THE TASK -> Pictures stay out of your copy, but everything else in the records below must be repeated exactly.
..........
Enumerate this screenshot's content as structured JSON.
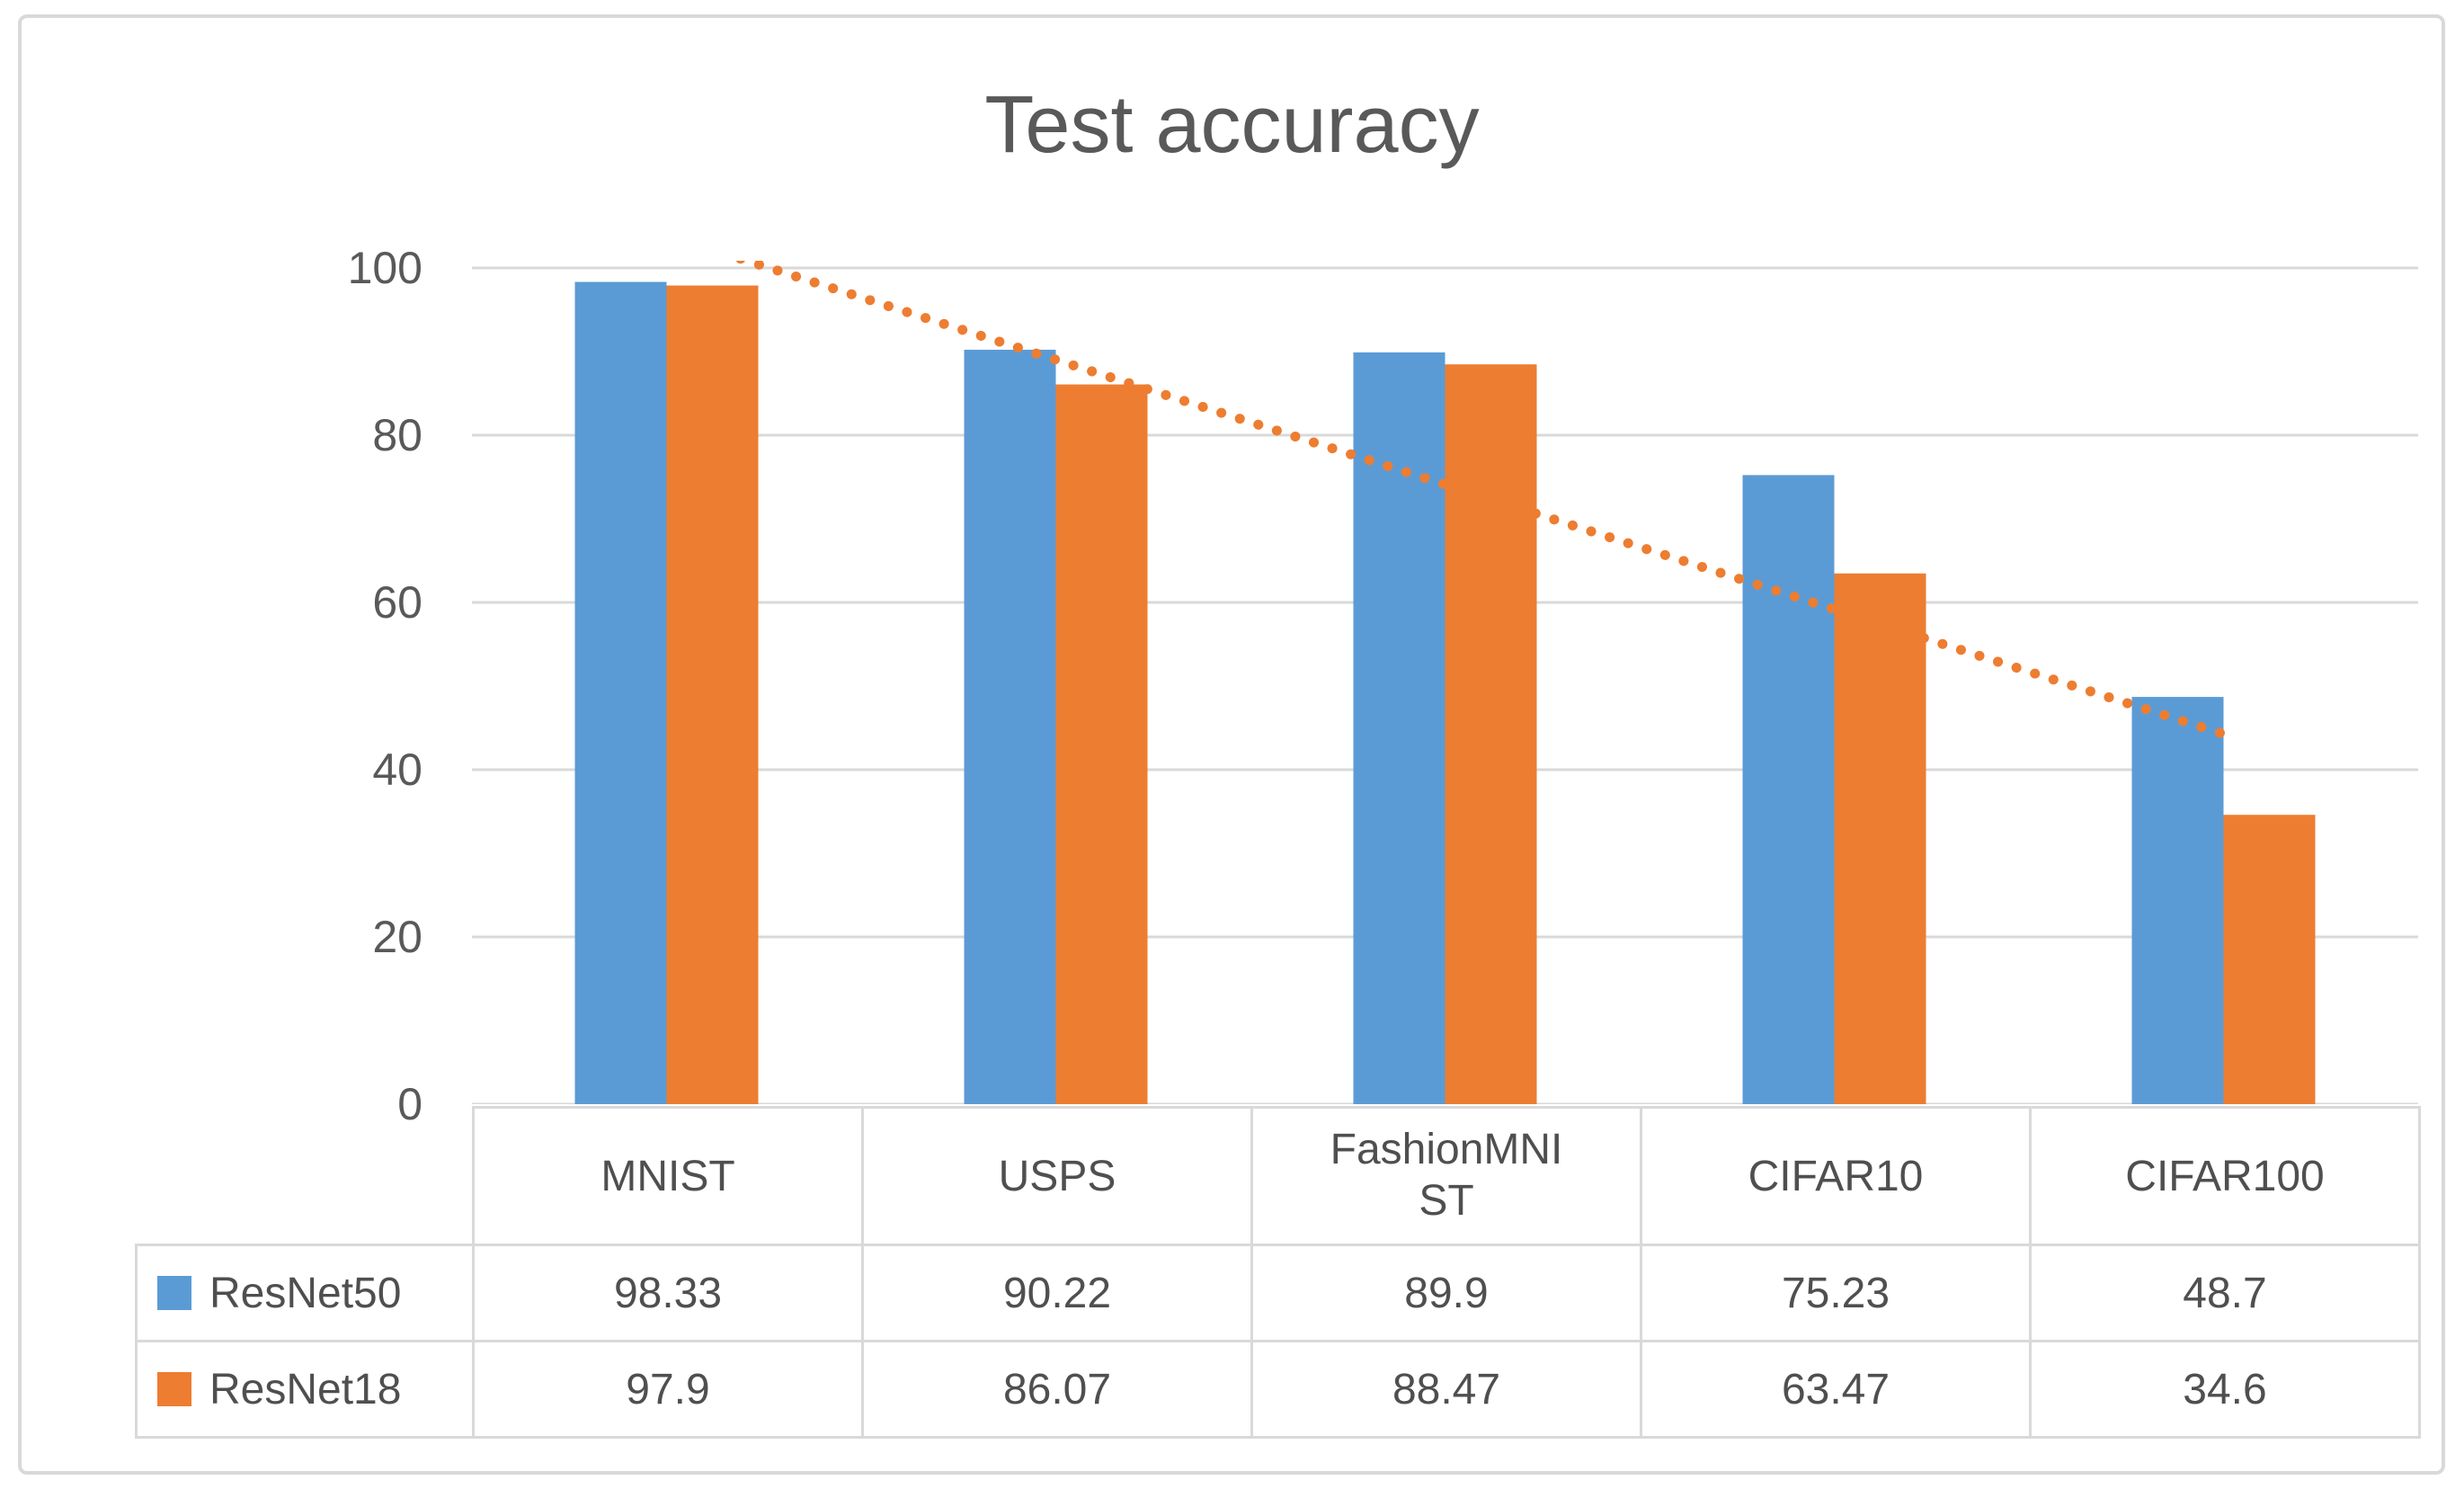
{
  "chart_data": {
    "type": "bar",
    "title": "Test accuracy",
    "categories": [
      "MNIST",
      "USPS",
      "FashionMNIST",
      "CIFAR10",
      "CIFAR100"
    ],
    "series": [
      {
        "name": "ResNet50",
        "color": "#5B9BD5",
        "values": [
          98.33,
          90.22,
          89.9,
          75.23,
          48.7
        ]
      },
      {
        "name": "ResNet18",
        "color": "#ED7D31",
        "values": [
          97.9,
          86.07,
          88.47,
          63.47,
          34.6
        ]
      }
    ],
    "trendline": {
      "series": "ResNet18",
      "type": "linear",
      "style": "dotted",
      "color": "#ED7D31"
    },
    "ylabel": "",
    "xlabel": "",
    "ylim": [
      0,
      100
    ],
    "yticks": [
      0,
      20,
      40,
      60,
      80,
      100
    ],
    "grid": true,
    "legend_position": "data-table-left",
    "data_table_shown": true
  },
  "colors": {
    "series_resnet50": "#5B9BD5",
    "series_resnet18": "#ED7D31",
    "gridline": "#D9D9D9",
    "table_border": "#D9D9D9",
    "outer_border": "#D9D9D9",
    "title_text": "#595959",
    "axis_text": "#595959",
    "table_text": "#4F4F4F"
  }
}
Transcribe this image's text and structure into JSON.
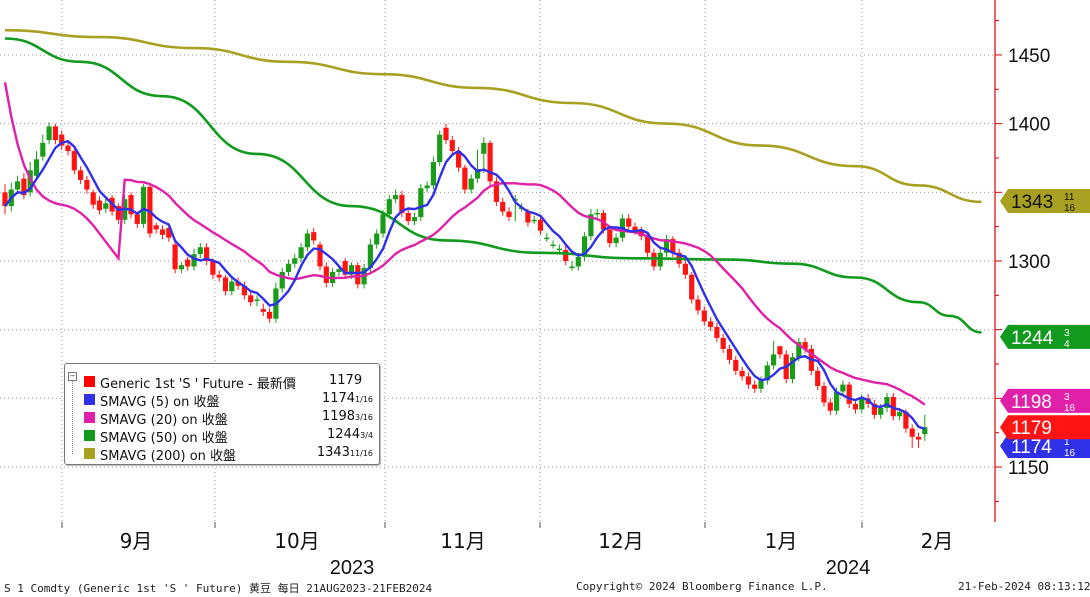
..........
TASK RESPONSE ->
Enumerate this screenshot's content as structured JSON.
{
  "chart_data": {
    "type": "bar",
    "title": "Test accuracy",
    "categories": [
      "MNIST",
      "USPS",
      "FashionMNIST",
      "CIFAR10",
      "CIFAR100"
    ],
    "series": [
      {
        "name": "ResNet50",
        "color": "#5B9BD5",
        "values": [
          98.33,
          90.22,
          89.9,
          75.23,
          48.7
        ]
      },
      {
        "name": "ResNet18",
        "color": "#ED7D31",
        "values": [
          97.9,
          86.07,
          88.47,
          63.47,
          34.6
        ]
      }
    ],
    "trendline": {
      "series": "ResNet18",
      "type": "linear",
      "style": "dotted",
      "color": "#ED7D31"
    },
    "ylabel": "",
    "xlabel": "",
    "ylim": [
      0,
      100
    ],
    "yticks": [
      0,
      20,
      40,
      60,
      80,
      100
    ],
    "grid": true,
    "legend_position": "data-table-left",
    "data_table_shown": true
  },
  "colors": {
    "series_resnet50": "#5B9BD5",
    "series_resnet18": "#ED7D31",
    "gridline": "#D9D9D9",
    "table_border": "#D9D9D9",
    "outer_border": "#D9D9D9",
    "title_text": "#595959",
    "axis_text": "#595959",
    "table_text": "#4F4F4F"
  }
}
Transcribe this image's text and structure into JSON.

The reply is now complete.